• **Aim of the exercise**: Using the data below, copy every line that contains the word "this".
-=-=-
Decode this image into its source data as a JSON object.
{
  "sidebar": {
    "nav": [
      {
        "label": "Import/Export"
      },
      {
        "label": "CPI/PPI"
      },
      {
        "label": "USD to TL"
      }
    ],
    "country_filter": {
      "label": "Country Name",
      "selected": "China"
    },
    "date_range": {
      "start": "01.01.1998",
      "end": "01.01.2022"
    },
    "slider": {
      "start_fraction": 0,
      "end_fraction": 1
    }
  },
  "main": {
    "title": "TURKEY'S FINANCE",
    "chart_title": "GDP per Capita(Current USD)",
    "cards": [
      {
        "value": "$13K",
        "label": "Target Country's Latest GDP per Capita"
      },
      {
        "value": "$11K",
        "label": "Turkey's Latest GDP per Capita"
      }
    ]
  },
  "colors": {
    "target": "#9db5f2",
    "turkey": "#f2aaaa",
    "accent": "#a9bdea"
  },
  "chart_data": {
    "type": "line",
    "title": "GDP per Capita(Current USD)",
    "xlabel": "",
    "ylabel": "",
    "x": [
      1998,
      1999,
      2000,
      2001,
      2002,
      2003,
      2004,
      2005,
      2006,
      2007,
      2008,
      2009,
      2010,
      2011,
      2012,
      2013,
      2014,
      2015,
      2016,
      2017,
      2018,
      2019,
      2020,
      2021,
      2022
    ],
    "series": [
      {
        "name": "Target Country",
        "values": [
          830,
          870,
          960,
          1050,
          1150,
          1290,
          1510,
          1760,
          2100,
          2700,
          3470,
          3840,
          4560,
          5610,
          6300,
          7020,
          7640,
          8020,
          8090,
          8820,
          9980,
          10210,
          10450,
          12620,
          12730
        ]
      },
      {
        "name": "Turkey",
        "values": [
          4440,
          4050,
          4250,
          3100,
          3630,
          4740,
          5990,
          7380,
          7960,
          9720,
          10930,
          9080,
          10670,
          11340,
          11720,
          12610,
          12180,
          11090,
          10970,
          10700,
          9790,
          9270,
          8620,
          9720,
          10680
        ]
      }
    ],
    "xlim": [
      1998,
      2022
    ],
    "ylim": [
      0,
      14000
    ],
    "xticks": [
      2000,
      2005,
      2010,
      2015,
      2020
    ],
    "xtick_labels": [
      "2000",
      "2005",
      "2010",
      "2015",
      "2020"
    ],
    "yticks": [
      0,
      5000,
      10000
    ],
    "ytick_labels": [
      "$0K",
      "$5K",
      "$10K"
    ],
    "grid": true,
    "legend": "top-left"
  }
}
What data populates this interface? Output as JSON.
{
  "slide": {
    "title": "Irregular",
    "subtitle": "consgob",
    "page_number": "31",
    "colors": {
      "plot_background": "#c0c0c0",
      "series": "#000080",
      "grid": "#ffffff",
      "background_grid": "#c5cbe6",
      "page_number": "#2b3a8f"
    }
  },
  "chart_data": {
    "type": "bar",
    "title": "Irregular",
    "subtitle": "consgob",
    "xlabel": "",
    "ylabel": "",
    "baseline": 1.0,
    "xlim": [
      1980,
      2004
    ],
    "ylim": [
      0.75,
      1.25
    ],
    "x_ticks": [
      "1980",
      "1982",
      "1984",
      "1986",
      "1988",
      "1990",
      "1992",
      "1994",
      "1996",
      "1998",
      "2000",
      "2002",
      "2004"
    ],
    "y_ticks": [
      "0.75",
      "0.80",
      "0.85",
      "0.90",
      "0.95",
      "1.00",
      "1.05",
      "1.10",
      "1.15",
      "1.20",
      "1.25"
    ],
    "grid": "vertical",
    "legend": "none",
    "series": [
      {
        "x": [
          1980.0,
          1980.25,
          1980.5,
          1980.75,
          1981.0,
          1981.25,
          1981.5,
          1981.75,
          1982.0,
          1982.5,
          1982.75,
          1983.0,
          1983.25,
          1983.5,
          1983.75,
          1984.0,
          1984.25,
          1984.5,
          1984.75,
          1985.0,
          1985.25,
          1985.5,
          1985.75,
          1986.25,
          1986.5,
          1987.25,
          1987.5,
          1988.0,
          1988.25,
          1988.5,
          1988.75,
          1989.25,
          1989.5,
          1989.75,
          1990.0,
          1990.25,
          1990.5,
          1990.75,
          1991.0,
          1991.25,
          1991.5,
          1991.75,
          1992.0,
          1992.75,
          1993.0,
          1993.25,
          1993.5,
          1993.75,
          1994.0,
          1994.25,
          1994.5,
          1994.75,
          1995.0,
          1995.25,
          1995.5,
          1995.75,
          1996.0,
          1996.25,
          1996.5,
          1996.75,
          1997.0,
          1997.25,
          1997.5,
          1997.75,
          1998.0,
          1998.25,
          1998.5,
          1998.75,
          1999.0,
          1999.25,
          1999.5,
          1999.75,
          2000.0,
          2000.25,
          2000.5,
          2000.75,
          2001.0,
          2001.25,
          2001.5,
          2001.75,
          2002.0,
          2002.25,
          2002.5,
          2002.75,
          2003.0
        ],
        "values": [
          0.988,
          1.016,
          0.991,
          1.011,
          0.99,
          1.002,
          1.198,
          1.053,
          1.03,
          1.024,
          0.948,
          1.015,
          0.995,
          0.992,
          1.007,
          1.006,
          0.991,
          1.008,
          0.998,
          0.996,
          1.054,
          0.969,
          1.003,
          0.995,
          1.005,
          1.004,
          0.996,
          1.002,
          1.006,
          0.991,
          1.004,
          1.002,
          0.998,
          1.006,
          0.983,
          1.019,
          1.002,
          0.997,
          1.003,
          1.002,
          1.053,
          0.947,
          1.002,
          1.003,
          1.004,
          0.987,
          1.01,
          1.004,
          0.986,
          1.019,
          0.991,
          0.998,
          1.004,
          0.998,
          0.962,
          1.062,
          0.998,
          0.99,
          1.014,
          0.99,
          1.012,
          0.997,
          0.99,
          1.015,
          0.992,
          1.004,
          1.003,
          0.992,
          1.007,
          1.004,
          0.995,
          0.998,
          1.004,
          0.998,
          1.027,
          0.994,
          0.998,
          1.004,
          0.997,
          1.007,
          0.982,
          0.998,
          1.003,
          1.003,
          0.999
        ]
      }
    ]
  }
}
-=-=-
• **Answer to the exercise**:
Decode this image into its source data as a JSON object.
What data populates this interface? Output as JSON.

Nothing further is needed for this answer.